**EXERCISE INSTRUCTIONS**
Leave out the pictures; transcribe all else exactly.

**Records from a data source**
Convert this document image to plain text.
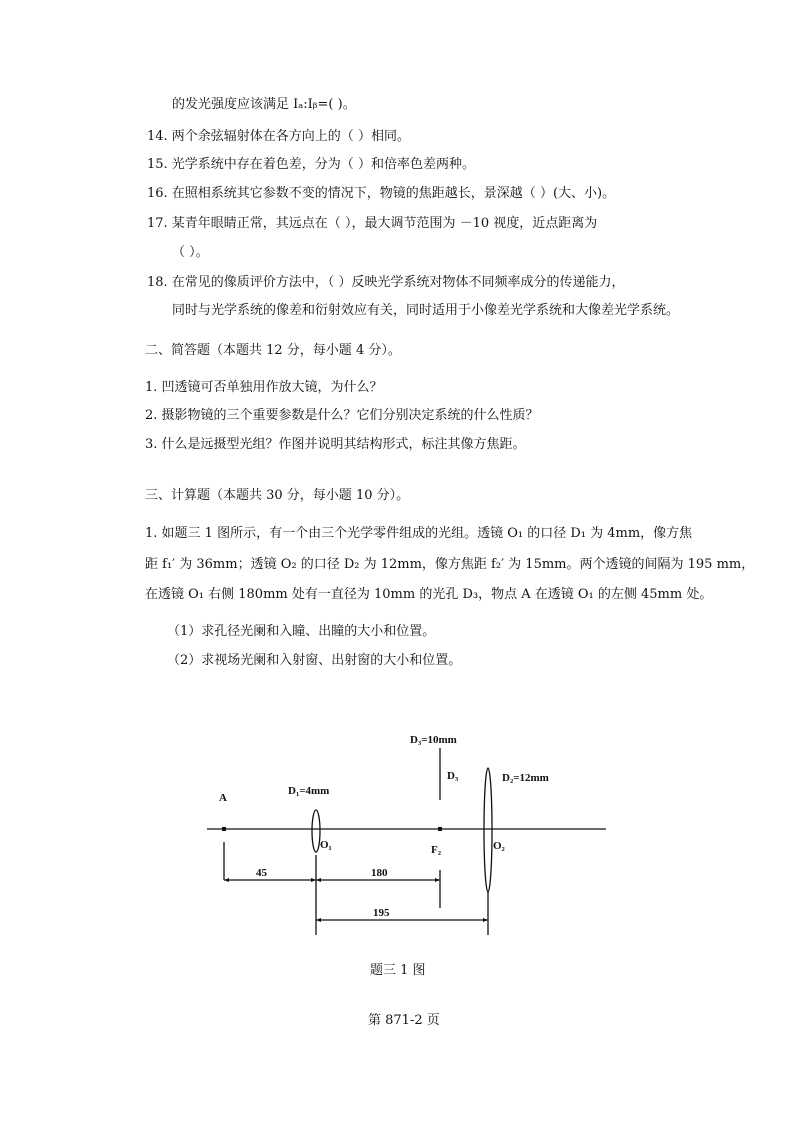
的发光强度应该满足 Iₐ:Iᵦ=( )。
14. 两个余弦辐射体在各方向上的（ ）相同。
15. 光学系统中存在着色差，分为（ ）和倍率色差两种。
16. 在照相系统其它参数不变的情况下，物镜的焦距越长，景深越（ ）(大、小)。
17. 某青年眼睛正常，其远点在（ ），最大调节范围为 －10 视度，近点距离为
（ ）。
18. 在常见的像质评价方法中，（ ）反映光学系统对物体不同频率成分的传递能力，
同时与光学系统的像差和衍射效应有关，同时适用于小像差光学系统和大像差光学系统。
二、简答题（本题共 12 分，每小题 4 分）。
1. 凹透镜可否单独用作放大镜，为什么？
2. 摄影物镜的三个重要参数是什么？它们分别决定系统的什么性质？
3. 什么是远摄型光组？作图并说明其结构形式，标注其像方焦距。
三、计算题（本题共 30 分，每小题 10 分）。
1. 如题三 1 图所示，有一个由三个光学零件组成的光组。透镜 O₁ 的口径 D₁ 为 4mm，像方焦
距 f₁′ 为 36mm；透镜 O₂ 的口径 D₂ 为 12mm，像方焦距 f₂′ 为 15mm。两个透镜的间隔为 195 mm，
在透镜 O₁ 右侧 180mm 处有一直径为 10mm 的光孔 D₃，物点 A 在透镜 O₁ 的左侧 45mm 处。
（1）求孔径光阑和入瞳、出瞳的大小和位置。
（2）求视场光阑和入射窗、出射窗的大小和位置。
A
D₁=4mm
D₃=10mm
D₃	D₂=12mm
O₁	F₂	O₂
45	180
195
题三 1 图
第 871-2 页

**RESPONSE**
Convert this document image to plain text.
的发光强度应该满足 Iₐ:Iᵦ=( )。
14. 两个余弦辐射体在各方向上的（ ）相同。
15. 光学系统中存在着色差，分为（ ）和倍率色差两种。
16. 在照相系统其它参数不变的情况下，物镜的焦距越长，景深越（ ）(大、小)。
17. 某青年眼睛正常，其远点在（ ），最大调节范围为 －10 视度，近点距离为
（ ）。
18. 在常见的像质评价方法中，（ ）反映光学系统对物体不同频率成分的传递能力，
同时与光学系统的像差和衍射效应有关，同时适用于小像差光学系统和大像差光学系统。
二、简答题（本题共 12 分，每小题 4 分）。
1. 凹透镜可否单独用作放大镜，为什么？
2. 摄影物镜的三个重要参数是什么？它们分别决定系统的什么性质？
3. 什么是远摄型光组？作图并说明其结构形式，标注其像方焦距。
三、计算题（本题共 30 分，每小题 10 分）。
1. 如题三 1 图所示，有一个由三个光学零件组成的光组。透镜 O₁ 的口径 D₁ 为 4mm，像方焦
距 f₁′ 为 36mm；透镜 O₂ 的口径 D₂ 为 12mm，像方焦距 f₂′ 为 15mm。两个透镜的间隔为 195 mm，
在透镜 O₁ 右侧 180mm 处有一直径为 10mm 的光孔 D₃，物点 A 在透镜 O₁ 的左侧 45mm 处。
（1）求孔径光阑和入瞳、出瞳的大小和位置。
（2）求视场光阑和入射窗、出射窗的大小和位置。
A
D₁=4mm
D₃=10mm
D₃	D₂=12mm
O₁	F₂	O₂
45	180
195
题三 1 图
第 871-2 页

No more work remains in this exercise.